### Your goal:
Do not copy the pictures; transcribe all other material exactly.

───

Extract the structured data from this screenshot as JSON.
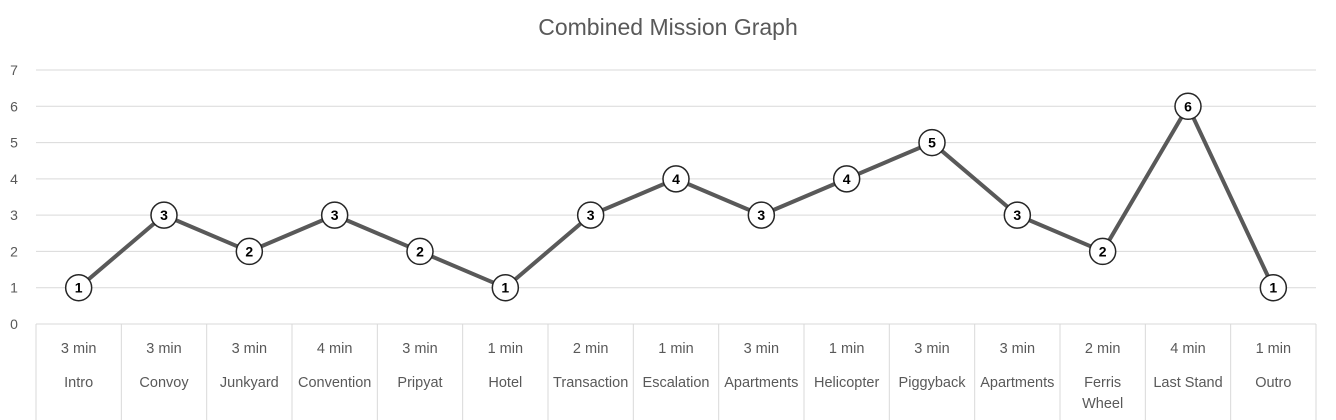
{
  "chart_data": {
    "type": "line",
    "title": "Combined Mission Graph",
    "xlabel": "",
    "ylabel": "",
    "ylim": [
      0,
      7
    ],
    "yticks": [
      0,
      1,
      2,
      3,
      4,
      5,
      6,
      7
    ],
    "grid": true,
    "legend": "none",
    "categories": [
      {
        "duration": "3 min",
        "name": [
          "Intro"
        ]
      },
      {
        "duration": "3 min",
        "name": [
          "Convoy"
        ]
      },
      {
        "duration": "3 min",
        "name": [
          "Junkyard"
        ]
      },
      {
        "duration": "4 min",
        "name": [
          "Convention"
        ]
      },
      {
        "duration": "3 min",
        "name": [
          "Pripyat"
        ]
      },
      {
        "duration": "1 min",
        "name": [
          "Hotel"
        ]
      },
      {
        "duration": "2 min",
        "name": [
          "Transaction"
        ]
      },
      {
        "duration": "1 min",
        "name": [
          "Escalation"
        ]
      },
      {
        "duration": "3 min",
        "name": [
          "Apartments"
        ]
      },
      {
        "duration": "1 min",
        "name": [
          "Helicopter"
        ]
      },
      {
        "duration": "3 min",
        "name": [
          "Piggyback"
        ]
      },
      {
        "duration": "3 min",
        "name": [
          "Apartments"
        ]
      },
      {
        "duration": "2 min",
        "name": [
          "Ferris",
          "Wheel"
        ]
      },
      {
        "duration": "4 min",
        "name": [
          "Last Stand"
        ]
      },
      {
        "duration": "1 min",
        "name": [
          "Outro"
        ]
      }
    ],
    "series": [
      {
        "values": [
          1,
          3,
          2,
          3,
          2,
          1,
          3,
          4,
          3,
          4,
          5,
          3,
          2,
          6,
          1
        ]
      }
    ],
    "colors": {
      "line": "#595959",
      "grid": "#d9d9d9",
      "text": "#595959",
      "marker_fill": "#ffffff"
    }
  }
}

───

### Full solution:
Extract the structured data from this screenshot as JSON.
{
  "chart_data": {
    "type": "line",
    "title": "Combined Mission Graph",
    "xlabel": "",
    "ylabel": "",
    "ylim": [
      0,
      7
    ],
    "yticks": [
      0,
      1,
      2,
      3,
      4,
      5,
      6,
      7
    ],
    "grid": true,
    "legend": "none",
    "categories": [
      {
        "duration": "3 min",
        "name": [
          "Intro"
        ]
      },
      {
        "duration": "3 min",
        "name": [
          "Convoy"
        ]
      },
      {
        "duration": "3 min",
        "name": [
          "Junkyard"
        ]
      },
      {
        "duration": "4 min",
        "name": [
          "Convention"
        ]
      },
      {
        "duration": "3 min",
        "name": [
          "Pripyat"
        ]
      },
      {
        "duration": "1 min",
        "name": [
          "Hotel"
        ]
      },
      {
        "duration": "2 min",
        "name": [
          "Transaction"
        ]
      },
      {
        "duration": "1 min",
        "name": [
          "Escalation"
        ]
      },
      {
        "duration": "3 min",
        "name": [
          "Apartments"
        ]
      },
      {
        "duration": "1 min",
        "name": [
          "Helicopter"
        ]
      },
      {
        "duration": "3 min",
        "name": [
          "Piggyback"
        ]
      },
      {
        "duration": "3 min",
        "name": [
          "Apartments"
        ]
      },
      {
        "duration": "2 min",
        "name": [
          "Ferris",
          "Wheel"
        ]
      },
      {
        "duration": "4 min",
        "name": [
          "Last Stand"
        ]
      },
      {
        "duration": "1 min",
        "name": [
          "Outro"
        ]
      }
    ],
    "series": [
      {
        "values": [
          1,
          3,
          2,
          3,
          2,
          1,
          3,
          4,
          3,
          4,
          5,
          3,
          2,
          6,
          1
        ]
      }
    ],
    "colors": {
      "line": "#595959",
      "grid": "#d9d9d9",
      "text": "#595959",
      "marker_fill": "#ffffff"
    }
  }
}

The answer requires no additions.